[Collection entries]
•••••

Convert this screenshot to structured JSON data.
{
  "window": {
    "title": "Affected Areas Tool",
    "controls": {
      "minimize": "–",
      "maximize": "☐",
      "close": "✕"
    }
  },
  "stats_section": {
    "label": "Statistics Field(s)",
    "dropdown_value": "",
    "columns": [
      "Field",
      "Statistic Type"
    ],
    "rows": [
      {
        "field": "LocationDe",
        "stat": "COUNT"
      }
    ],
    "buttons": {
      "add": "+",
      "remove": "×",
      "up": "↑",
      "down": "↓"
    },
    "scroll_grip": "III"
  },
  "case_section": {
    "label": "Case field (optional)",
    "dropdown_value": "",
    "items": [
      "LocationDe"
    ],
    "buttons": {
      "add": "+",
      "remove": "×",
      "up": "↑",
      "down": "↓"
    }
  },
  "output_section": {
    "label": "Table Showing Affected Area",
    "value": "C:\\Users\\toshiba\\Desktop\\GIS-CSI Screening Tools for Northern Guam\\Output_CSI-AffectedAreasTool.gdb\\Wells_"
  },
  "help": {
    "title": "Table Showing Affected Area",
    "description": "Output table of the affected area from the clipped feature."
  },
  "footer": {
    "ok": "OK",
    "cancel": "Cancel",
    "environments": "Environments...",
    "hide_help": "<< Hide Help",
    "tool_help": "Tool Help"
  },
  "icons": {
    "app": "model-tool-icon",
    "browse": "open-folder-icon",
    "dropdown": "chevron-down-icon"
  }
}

•••••

Extract all the material, leaving every line as it is.

Convert this screenshot to structured JSON data.
{
  "window": {
    "title": "Affected Areas Tool",
    "controls": {
      "minimize": "–",
      "maximize": "☐",
      "close": "✕"
    }
  },
  "stats_section": {
    "label": "Statistics Field(s)",
    "dropdown_value": "",
    "columns": [
      "Field",
      "Statistic Type"
    ],
    "rows": [
      {
        "field": "LocationDe",
        "stat": "COUNT"
      }
    ],
    "buttons": {
      "add": "+",
      "remove": "×",
      "up": "↑",
      "down": "↓"
    },
    "scroll_grip": "III"
  },
  "case_section": {
    "label": "Case field (optional)",
    "dropdown_value": "",
    "items": [
      "LocationDe"
    ],
    "buttons": {
      "add": "+",
      "remove": "×",
      "up": "↑",
      "down": "↓"
    }
  },
  "output_section": {
    "label": "Table Showing Affected Area",
    "value": "C:\\Users\\toshiba\\Desktop\\GIS-CSI Screening Tools for Northern Guam\\Output_CSI-AffectedAreasTool.gdb\\Wells_"
  },
  "help": {
    "title": "Table Showing Affected Area",
    "description": "Output table of the affected area from the clipped feature."
  },
  "footer": {
    "ok": "OK",
    "cancel": "Cancel",
    "environments": "Environments...",
    "hide_help": "<< Hide Help",
    "tool_help": "Tool Help"
  },
  "icons": {
    "app": "model-tool-icon",
    "browse": "open-folder-icon",
    "dropdown": "chevron-down-icon"
  }
}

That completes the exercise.